From the entries below, copy every line that holds the word "Horizontal".

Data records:
********************

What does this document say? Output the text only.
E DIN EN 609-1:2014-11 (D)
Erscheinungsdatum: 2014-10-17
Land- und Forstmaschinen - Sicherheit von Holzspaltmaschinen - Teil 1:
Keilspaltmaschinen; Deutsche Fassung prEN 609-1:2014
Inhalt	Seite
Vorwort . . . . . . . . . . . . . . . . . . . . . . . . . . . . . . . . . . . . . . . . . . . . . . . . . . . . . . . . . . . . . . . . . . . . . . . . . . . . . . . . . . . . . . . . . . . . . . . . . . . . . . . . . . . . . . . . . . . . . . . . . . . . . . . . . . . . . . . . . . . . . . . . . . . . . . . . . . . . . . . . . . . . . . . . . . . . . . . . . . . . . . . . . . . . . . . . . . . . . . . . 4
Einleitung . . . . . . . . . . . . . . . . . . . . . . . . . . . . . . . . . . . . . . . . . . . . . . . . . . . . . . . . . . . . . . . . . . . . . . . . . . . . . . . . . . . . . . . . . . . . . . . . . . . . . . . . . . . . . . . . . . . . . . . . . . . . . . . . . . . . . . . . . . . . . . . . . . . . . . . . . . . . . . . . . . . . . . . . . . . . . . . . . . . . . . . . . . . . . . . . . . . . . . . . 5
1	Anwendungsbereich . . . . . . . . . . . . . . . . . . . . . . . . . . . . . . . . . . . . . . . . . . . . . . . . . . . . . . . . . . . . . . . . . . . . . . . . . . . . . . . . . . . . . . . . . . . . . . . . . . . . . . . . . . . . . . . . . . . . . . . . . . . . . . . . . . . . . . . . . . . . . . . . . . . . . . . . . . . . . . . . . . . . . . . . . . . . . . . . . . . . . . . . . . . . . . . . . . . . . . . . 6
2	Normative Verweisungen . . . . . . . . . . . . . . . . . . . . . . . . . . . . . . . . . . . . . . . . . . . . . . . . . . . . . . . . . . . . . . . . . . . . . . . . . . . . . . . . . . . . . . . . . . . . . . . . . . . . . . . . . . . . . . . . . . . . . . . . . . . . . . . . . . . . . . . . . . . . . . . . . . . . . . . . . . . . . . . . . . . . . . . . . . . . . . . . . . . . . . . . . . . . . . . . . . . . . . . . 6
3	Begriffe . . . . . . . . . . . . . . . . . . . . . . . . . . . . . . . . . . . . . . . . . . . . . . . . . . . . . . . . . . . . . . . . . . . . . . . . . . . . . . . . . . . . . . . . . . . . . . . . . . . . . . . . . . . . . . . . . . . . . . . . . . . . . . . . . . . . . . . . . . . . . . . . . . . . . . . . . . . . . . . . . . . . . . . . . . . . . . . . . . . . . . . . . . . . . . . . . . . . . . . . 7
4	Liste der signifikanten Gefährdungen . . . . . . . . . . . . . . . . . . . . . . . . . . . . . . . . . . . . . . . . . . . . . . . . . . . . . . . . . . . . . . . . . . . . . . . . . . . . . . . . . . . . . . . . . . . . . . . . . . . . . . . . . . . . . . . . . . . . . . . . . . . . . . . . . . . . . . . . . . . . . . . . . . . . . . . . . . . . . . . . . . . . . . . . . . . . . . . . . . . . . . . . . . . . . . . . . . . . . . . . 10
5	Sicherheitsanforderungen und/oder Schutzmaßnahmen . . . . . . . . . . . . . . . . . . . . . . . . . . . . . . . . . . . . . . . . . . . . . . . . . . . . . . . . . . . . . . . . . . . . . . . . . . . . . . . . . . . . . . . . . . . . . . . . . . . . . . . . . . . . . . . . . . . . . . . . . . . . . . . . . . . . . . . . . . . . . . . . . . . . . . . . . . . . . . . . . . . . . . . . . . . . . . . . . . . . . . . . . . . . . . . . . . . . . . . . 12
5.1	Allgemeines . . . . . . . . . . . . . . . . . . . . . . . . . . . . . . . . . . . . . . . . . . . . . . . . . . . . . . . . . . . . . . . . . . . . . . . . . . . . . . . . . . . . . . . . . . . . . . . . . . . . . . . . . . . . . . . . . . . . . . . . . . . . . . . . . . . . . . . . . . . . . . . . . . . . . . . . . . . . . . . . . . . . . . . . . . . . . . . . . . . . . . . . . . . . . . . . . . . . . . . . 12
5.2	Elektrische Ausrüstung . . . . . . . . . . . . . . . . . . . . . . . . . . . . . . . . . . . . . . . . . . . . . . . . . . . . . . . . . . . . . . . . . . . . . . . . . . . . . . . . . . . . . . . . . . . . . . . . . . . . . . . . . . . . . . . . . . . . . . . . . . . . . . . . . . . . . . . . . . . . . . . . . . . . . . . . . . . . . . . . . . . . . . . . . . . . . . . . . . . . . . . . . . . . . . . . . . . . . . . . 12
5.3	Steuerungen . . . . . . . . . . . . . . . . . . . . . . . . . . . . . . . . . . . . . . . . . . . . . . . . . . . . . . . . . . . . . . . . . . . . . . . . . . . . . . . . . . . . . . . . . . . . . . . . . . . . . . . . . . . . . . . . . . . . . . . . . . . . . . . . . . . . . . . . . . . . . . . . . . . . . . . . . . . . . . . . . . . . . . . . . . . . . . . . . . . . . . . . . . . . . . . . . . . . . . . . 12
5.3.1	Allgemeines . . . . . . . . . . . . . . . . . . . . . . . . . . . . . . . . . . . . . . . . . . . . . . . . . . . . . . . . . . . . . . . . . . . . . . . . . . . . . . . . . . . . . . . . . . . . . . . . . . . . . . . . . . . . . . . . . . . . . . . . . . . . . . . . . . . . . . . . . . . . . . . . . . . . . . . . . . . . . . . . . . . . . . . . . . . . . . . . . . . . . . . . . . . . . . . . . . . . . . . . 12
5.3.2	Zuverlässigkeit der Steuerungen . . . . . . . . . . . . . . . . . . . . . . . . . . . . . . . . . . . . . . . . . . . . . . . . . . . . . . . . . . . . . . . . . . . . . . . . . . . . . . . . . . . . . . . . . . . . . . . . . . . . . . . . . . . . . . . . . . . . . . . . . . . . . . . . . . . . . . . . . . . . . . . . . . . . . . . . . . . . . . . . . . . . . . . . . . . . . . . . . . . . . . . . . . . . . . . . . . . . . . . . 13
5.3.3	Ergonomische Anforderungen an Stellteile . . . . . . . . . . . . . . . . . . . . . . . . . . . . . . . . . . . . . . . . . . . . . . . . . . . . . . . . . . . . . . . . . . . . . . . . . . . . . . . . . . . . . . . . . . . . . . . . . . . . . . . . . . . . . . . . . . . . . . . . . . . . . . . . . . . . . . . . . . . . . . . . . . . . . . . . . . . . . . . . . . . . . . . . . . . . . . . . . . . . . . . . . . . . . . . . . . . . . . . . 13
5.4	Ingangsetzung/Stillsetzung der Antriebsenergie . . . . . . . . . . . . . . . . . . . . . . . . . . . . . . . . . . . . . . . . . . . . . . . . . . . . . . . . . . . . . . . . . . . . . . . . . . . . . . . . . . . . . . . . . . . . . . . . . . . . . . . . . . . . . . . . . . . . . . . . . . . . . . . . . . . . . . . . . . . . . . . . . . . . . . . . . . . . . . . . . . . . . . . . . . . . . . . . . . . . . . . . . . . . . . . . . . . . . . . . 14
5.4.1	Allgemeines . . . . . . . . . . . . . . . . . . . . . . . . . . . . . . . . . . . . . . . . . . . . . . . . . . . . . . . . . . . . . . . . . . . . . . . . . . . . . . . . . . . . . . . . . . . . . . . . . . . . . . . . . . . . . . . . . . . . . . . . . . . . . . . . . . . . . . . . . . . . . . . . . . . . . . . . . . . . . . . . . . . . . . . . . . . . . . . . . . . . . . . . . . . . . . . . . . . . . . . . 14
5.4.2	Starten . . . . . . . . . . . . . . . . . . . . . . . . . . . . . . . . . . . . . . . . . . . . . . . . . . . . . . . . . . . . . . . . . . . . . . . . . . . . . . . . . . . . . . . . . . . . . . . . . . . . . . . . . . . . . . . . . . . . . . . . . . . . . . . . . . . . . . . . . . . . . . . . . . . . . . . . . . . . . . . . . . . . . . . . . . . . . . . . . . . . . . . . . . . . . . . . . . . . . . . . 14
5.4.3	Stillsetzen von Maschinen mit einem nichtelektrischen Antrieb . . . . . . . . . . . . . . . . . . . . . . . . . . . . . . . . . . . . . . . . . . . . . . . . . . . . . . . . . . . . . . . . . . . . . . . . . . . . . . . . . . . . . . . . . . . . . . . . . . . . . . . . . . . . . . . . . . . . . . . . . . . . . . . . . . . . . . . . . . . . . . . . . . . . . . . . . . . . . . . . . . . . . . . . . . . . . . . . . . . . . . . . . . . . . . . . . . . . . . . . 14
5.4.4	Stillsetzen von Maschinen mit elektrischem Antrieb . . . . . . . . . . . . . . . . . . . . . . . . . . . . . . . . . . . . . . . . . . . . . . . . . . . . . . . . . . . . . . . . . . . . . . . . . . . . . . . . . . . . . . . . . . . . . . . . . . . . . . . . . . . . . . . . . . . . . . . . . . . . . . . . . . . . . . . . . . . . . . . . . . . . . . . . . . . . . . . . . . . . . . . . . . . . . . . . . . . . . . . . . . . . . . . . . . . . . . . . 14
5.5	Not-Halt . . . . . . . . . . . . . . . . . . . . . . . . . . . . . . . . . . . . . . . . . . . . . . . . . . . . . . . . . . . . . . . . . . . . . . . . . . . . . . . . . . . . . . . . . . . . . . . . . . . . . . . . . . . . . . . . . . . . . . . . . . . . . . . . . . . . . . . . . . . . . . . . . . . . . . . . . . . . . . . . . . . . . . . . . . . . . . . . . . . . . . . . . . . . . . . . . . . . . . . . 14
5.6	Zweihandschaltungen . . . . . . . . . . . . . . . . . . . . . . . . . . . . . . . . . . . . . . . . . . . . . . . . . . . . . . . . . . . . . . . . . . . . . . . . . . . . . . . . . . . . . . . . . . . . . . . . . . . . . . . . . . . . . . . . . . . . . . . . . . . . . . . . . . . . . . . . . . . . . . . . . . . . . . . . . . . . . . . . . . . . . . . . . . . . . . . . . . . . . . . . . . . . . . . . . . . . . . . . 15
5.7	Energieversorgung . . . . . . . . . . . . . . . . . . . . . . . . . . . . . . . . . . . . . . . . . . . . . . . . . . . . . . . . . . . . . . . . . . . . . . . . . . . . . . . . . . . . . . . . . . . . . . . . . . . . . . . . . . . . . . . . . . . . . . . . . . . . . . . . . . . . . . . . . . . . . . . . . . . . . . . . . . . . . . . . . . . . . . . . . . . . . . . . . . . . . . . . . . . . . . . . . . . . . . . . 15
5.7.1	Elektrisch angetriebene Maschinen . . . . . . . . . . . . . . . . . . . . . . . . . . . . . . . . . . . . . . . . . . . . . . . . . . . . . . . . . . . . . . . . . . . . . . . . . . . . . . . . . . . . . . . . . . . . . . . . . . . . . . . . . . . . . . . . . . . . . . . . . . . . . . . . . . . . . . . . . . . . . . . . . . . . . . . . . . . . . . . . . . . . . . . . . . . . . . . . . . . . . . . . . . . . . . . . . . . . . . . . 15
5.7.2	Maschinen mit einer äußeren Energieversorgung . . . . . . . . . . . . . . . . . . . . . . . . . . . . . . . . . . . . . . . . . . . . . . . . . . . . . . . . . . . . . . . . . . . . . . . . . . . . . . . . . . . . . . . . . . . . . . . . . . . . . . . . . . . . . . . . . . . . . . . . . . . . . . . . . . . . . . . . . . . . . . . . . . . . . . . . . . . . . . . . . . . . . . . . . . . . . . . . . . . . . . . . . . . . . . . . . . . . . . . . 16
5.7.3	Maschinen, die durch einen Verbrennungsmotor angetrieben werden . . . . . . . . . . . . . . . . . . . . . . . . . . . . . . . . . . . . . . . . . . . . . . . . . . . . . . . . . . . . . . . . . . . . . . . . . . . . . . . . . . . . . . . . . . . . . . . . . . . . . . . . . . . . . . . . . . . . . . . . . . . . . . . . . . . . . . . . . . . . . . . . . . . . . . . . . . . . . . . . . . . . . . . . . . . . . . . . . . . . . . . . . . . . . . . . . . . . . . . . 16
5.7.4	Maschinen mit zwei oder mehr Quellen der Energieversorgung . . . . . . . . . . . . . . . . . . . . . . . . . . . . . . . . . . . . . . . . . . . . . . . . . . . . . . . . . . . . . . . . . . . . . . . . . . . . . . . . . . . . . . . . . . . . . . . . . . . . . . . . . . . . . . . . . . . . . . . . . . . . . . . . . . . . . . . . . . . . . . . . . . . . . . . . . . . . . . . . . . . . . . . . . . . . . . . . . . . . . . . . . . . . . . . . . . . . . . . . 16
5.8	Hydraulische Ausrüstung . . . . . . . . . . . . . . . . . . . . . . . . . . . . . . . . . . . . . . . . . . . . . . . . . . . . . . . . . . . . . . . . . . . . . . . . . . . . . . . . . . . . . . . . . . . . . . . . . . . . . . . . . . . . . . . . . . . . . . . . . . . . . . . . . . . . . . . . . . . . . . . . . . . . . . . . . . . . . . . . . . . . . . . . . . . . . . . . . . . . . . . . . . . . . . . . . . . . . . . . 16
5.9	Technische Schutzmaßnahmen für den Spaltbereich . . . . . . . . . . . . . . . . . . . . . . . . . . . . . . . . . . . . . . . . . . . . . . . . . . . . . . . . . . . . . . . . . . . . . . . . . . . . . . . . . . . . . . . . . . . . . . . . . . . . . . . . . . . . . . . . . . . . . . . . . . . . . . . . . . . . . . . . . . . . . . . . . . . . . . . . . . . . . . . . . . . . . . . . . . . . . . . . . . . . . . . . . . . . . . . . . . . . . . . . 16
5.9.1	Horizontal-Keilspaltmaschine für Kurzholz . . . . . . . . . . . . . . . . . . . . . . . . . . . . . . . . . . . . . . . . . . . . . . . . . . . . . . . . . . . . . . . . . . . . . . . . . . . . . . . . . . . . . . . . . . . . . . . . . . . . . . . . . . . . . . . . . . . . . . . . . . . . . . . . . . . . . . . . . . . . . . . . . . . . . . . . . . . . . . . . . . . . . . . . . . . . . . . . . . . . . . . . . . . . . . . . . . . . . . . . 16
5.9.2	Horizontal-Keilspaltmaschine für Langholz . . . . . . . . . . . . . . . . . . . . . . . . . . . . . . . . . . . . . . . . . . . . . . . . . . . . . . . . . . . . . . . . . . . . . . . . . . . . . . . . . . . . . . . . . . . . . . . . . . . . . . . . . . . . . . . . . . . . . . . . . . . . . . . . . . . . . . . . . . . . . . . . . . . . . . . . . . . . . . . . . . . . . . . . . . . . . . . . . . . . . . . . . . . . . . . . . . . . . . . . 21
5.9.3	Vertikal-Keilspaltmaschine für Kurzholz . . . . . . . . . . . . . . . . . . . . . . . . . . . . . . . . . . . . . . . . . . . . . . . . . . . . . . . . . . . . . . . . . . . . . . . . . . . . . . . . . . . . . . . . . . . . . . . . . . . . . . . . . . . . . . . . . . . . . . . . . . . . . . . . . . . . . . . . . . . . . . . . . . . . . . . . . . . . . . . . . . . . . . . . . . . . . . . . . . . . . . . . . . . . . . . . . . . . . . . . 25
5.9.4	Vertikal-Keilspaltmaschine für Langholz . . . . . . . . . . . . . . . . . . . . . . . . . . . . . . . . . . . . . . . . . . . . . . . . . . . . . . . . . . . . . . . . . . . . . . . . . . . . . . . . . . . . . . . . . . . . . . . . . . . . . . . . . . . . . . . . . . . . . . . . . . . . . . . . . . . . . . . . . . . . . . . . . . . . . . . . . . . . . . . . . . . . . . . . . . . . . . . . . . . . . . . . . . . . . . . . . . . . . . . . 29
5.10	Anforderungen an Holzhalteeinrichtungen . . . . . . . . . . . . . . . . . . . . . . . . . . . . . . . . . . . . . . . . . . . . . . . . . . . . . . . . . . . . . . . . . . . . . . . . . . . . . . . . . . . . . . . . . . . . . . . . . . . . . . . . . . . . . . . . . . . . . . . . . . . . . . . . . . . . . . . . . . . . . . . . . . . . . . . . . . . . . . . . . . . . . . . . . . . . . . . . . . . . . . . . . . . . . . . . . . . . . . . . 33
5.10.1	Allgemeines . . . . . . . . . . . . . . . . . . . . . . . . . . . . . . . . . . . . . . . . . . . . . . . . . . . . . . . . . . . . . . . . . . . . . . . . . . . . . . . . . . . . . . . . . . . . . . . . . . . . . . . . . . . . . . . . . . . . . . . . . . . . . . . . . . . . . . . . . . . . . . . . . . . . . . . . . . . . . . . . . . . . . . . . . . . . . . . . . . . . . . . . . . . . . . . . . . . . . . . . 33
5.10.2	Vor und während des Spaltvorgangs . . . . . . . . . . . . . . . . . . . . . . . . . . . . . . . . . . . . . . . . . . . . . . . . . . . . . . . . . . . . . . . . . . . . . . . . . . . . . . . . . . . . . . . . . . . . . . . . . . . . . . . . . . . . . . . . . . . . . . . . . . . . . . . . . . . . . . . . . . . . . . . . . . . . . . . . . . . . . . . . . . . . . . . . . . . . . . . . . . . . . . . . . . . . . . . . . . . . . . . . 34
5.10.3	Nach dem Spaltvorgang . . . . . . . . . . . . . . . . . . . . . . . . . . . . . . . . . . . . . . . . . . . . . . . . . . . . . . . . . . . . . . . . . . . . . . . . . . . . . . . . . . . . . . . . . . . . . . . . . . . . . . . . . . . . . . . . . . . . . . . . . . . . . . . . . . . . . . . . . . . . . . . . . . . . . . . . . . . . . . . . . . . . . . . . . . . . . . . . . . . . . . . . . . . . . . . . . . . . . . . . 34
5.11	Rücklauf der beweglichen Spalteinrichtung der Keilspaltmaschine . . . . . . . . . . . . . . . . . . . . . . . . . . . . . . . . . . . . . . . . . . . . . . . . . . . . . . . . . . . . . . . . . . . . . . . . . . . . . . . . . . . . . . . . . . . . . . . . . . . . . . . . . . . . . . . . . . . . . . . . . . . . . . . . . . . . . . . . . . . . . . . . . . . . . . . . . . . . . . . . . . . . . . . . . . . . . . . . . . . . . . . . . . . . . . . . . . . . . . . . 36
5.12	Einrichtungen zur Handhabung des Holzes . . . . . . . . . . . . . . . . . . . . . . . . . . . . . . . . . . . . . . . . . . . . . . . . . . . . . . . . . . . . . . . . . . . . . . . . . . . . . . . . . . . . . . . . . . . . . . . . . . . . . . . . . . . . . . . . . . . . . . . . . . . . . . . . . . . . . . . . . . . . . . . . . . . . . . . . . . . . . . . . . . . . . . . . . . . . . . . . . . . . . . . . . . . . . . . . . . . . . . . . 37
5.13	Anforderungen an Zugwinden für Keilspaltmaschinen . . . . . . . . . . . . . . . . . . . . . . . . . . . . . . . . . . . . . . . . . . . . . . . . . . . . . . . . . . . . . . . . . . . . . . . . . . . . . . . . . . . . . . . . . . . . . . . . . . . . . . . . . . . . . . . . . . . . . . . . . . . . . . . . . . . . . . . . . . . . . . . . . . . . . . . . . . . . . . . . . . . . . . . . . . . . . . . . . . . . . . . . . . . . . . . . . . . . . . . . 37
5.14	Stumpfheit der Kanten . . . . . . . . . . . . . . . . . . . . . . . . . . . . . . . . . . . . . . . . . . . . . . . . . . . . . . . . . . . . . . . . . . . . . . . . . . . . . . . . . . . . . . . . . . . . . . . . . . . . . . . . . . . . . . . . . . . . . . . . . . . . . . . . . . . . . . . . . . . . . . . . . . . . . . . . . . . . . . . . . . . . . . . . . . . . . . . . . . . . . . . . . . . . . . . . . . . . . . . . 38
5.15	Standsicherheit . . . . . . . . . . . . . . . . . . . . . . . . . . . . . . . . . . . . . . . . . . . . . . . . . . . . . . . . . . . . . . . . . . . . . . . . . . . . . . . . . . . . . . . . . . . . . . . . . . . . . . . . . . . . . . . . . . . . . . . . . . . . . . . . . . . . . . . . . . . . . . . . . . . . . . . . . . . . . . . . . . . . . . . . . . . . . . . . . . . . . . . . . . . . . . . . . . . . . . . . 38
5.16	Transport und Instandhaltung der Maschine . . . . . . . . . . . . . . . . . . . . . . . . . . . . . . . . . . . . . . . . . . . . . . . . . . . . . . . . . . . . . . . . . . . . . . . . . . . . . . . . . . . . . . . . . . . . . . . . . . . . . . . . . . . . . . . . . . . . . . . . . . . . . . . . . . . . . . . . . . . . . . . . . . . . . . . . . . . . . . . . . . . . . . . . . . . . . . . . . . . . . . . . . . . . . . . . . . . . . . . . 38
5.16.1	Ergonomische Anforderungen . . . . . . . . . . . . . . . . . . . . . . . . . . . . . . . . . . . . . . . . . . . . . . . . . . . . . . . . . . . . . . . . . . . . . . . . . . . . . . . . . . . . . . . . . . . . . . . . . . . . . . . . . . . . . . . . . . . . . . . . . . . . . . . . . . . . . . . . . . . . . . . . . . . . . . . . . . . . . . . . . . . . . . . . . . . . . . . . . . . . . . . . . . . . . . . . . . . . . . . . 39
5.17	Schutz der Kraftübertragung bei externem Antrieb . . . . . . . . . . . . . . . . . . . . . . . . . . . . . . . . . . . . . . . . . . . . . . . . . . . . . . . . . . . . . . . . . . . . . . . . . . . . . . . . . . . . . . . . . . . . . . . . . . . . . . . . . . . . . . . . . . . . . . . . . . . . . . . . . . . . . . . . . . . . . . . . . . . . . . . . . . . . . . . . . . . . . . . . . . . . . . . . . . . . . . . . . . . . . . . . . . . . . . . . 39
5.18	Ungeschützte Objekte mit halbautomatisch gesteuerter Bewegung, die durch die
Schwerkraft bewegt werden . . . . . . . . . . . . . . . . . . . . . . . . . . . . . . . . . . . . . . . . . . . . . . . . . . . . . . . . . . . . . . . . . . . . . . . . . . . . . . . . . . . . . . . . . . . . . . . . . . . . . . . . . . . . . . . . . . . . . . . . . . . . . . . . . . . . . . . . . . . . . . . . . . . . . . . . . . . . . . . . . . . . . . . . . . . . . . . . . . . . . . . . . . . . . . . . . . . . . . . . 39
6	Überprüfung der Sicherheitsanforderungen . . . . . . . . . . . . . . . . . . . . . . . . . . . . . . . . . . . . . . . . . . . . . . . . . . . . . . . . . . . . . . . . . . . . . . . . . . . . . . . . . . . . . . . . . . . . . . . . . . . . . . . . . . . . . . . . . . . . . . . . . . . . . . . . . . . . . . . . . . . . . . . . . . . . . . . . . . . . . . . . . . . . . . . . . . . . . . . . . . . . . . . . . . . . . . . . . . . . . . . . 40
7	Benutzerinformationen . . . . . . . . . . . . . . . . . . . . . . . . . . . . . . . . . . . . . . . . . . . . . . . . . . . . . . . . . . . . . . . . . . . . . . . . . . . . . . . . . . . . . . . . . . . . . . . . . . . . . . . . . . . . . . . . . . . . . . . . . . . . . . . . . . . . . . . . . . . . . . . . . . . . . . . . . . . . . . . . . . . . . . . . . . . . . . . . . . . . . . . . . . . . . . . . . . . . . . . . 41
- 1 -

********************

Completed exercise:
5.9.1	Horizontal-Keilspaltmaschine für Kurzholz . . . . . . . . . . . . . . . . . . . . . . . . . . . . . . . . . . . . . . . . . . . . . . . . . . . . . . . . . . . . . . . . . . . . . . . . . . . . . . . . . . . . . . . . . . . . . . . . . . . . . . . . . . . . . . . . . . . . . . . . . . . . . . . . . . . . . . . . . . . . . . . . . . . . . . . . . . . . . . . . . . . . . . . . . . . . . . . . . . . . . . . . . . . . . . . . . . . . . . . . 16
5.9.2	Horizontal-Keilspaltmaschine für Langholz . . . . . . . . . . . . . . . . . . . . . . . . . . . . . . . . . . . . . . . . . . . . . . . . . . . . . . . . . . . . . . . . . . . . . . . . . . . . . . . . . . . . . . . . . . . . . . . . . . . . . . . . . . . . . . . . . . . . . . . . . . . . . . . . . . . . . . . . . . . . . . . . . . . . . . . . . . . . . . . . . . . . . . . . . . . . . . . . . . . . . . . . . . . . . . . . . . . . . . . . 21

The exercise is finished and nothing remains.